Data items

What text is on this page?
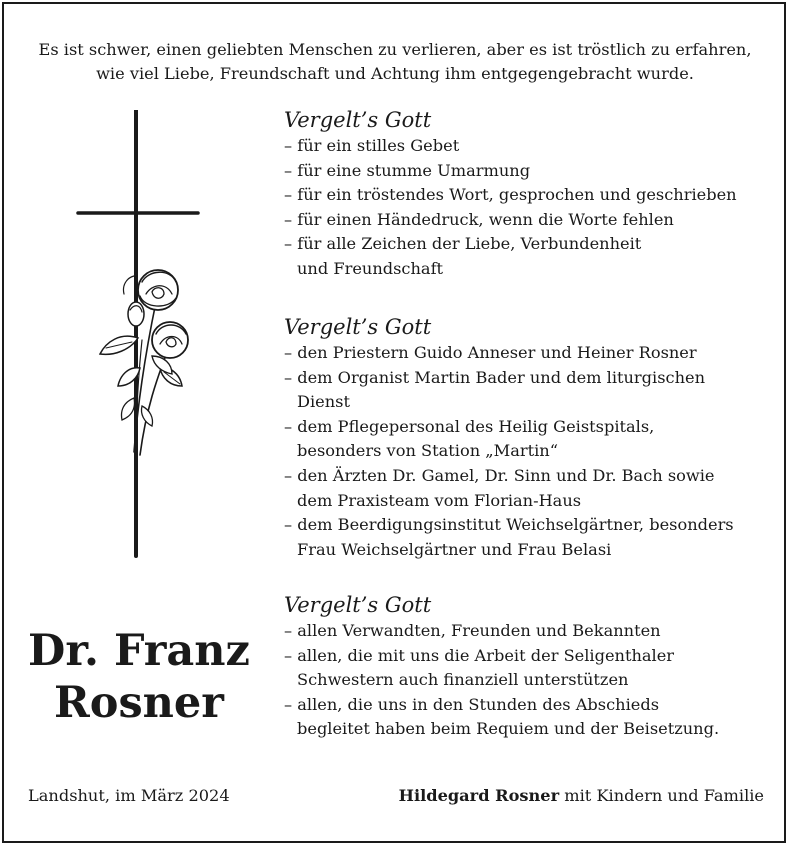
Es ist schwer, einen geliebten Menschen zu verlieren, aber es ist tröstlich zu erfahren,
wie viel Liebe, Freundschaft und Achtung ihm entgegengebracht wurde.
Vergelt’s Gott
– für ein stilles Gebet
– für eine stumme Umarmung
– für ein tröstendes Wort, gesprochen und geschrieben
– für einen Händedruck, wenn die Worte fehlen
– für alle Zeichen der Liebe, Verbundenheit
und Freundschaft
Vergelt’s Gott
– den Priestern Guido Anneser und Heiner Rosner
– dem Organist Martin Bader und dem liturgischen
Dienst
– dem Pflegepersonal des Heilig Geistspitals,
besonders von Station „Martin“
– den Ärzten Dr. Gamel, Dr. Sinn und Dr. Bach sowie
dem Praxisteam vom Florian-Haus
– dem Beerdigungsinstitut Weichselgärtner, besonders
Frau Weichselgärtner und Frau Belasi
Vergelt’s Gott
– allen Verwandten, Freunden und Bekannten
– allen, die mit uns die Arbeit der Seligenthaler
Schwestern auch finanziell unterstützen
– allen, die uns in den Stunden des Abschieds
begleitet haben beim Requiem und der Beisetzung.
Dr. Franz
Rosner
Landshut, im März 2024	Hildegard Rosner mit Kindern und Familie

Written problem: Go through the records and gather the lines that hold "einen".

Complete response:
Es ist schwer, einen geliebten Menschen zu verlieren, aber es ist tröstlich zu erfahren,
– für einen Händedruck, wenn die Worte fehlen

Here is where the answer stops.